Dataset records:

=======

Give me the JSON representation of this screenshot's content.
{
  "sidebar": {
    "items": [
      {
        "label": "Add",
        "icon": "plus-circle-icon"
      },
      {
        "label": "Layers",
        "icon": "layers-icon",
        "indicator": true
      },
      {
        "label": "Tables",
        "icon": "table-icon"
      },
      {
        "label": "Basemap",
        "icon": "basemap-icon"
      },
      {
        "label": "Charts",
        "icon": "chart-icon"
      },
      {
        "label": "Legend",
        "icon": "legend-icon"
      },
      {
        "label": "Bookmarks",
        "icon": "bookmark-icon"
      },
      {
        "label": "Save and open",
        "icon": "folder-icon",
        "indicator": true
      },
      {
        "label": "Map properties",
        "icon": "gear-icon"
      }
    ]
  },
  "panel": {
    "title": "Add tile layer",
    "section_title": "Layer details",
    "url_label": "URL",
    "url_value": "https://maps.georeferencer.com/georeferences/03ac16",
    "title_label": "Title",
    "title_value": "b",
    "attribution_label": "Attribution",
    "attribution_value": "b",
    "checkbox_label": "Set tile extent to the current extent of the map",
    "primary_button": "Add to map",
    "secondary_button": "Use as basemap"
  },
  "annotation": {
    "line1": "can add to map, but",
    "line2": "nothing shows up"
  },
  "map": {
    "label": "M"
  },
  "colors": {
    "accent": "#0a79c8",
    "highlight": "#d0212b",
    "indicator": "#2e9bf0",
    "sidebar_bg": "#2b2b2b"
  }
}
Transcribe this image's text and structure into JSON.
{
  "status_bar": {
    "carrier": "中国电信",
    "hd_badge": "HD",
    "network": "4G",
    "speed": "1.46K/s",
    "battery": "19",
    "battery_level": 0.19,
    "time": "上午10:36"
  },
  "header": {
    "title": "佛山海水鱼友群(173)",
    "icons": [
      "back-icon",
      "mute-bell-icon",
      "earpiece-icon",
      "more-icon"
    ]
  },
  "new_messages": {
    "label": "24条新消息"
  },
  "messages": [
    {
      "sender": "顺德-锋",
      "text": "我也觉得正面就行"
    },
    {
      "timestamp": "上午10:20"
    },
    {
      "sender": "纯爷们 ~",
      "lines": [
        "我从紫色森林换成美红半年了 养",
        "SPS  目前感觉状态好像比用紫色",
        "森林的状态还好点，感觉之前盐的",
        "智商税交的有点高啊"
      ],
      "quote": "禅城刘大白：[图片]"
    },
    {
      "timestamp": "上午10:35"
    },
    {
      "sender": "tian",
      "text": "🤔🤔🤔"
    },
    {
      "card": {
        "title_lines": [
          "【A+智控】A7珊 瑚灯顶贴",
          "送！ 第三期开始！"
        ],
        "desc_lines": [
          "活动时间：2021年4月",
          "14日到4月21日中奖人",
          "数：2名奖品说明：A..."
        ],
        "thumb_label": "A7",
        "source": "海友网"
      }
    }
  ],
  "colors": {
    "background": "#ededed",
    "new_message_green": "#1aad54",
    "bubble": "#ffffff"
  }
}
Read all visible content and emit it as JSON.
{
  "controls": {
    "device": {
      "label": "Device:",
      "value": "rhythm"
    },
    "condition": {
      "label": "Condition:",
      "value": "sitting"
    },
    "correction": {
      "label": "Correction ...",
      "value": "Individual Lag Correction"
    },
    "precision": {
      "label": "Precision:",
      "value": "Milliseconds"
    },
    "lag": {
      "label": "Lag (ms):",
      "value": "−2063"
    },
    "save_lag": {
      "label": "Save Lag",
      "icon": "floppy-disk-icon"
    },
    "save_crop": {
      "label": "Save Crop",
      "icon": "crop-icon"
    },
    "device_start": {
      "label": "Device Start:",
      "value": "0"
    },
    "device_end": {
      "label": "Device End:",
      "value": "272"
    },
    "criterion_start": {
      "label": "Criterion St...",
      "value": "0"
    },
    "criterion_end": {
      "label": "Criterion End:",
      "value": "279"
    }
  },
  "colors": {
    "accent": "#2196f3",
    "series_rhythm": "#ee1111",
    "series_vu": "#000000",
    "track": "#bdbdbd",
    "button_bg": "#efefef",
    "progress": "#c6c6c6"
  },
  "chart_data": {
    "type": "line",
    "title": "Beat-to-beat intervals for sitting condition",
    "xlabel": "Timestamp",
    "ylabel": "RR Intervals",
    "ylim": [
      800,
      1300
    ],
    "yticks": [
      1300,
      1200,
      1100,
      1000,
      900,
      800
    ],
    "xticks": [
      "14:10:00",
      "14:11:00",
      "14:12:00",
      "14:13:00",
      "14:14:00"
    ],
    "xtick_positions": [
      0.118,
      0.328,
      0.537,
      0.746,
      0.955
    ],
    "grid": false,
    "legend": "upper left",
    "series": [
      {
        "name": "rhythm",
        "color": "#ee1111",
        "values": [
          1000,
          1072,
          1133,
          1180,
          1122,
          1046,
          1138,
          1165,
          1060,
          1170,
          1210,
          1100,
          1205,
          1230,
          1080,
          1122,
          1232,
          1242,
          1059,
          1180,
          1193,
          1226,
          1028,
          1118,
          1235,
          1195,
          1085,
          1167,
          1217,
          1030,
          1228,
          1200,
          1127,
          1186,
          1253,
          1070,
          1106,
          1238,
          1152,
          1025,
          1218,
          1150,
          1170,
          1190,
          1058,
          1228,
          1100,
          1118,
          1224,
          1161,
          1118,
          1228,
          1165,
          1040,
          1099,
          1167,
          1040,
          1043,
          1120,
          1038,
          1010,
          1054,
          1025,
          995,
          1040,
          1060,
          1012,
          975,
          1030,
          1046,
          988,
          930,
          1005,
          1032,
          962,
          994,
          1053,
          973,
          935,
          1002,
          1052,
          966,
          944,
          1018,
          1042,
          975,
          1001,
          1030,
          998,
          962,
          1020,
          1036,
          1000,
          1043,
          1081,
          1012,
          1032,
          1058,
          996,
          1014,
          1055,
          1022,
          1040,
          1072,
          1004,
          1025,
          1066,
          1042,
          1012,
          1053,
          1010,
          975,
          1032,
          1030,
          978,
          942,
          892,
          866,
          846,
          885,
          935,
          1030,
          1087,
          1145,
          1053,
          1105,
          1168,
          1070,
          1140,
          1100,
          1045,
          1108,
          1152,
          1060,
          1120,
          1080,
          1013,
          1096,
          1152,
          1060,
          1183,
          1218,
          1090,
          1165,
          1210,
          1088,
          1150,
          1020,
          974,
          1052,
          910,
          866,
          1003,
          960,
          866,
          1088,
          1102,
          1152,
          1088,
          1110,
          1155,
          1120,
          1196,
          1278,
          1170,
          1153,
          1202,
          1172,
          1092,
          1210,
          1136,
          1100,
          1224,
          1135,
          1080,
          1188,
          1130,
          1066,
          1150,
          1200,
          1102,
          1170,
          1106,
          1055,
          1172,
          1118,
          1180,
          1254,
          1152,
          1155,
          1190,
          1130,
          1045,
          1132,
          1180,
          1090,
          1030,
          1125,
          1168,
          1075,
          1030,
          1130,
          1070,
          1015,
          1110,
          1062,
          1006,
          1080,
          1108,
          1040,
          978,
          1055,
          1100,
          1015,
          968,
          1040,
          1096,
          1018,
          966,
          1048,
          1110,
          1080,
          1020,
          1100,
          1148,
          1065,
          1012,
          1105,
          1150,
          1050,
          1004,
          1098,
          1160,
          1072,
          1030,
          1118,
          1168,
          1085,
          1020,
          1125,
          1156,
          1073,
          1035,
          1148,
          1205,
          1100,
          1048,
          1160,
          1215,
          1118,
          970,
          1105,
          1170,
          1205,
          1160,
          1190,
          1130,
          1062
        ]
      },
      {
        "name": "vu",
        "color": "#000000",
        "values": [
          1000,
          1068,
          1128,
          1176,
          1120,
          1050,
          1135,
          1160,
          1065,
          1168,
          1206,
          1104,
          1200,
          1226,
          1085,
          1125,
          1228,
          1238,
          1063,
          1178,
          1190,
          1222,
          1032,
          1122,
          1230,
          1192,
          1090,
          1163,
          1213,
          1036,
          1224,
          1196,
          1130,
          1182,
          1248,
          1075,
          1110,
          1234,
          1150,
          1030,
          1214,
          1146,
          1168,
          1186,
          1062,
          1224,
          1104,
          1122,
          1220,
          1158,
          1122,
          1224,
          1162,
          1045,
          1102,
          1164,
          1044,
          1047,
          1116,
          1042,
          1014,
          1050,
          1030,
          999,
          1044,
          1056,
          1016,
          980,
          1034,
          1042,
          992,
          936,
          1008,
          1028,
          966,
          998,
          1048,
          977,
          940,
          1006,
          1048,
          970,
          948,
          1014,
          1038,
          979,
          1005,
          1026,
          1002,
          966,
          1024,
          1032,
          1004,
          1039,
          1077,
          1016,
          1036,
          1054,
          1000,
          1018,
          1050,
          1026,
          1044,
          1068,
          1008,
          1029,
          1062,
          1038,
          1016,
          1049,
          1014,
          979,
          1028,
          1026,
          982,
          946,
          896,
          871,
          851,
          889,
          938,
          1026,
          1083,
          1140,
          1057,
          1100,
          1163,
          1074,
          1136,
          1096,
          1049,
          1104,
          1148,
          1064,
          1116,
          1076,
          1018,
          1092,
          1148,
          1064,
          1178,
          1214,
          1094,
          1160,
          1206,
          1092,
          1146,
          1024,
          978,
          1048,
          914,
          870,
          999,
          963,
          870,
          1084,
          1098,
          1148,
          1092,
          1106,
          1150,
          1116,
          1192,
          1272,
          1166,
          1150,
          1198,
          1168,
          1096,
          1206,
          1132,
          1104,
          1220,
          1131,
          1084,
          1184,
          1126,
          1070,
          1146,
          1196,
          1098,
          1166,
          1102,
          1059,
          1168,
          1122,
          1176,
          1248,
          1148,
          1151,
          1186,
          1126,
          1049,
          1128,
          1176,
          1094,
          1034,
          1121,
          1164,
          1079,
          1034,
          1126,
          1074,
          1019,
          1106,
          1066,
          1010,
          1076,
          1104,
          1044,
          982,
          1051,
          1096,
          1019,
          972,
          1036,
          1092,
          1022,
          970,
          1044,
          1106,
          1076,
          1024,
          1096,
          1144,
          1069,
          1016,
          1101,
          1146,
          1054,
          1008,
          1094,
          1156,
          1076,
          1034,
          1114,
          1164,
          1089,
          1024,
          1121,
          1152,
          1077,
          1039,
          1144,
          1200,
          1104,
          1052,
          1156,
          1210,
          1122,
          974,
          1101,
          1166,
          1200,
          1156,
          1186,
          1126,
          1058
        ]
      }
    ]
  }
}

=======

* AIM: Give the number of lines that hold the word "text" in these records, with nothing added.

* THE RESULT: 3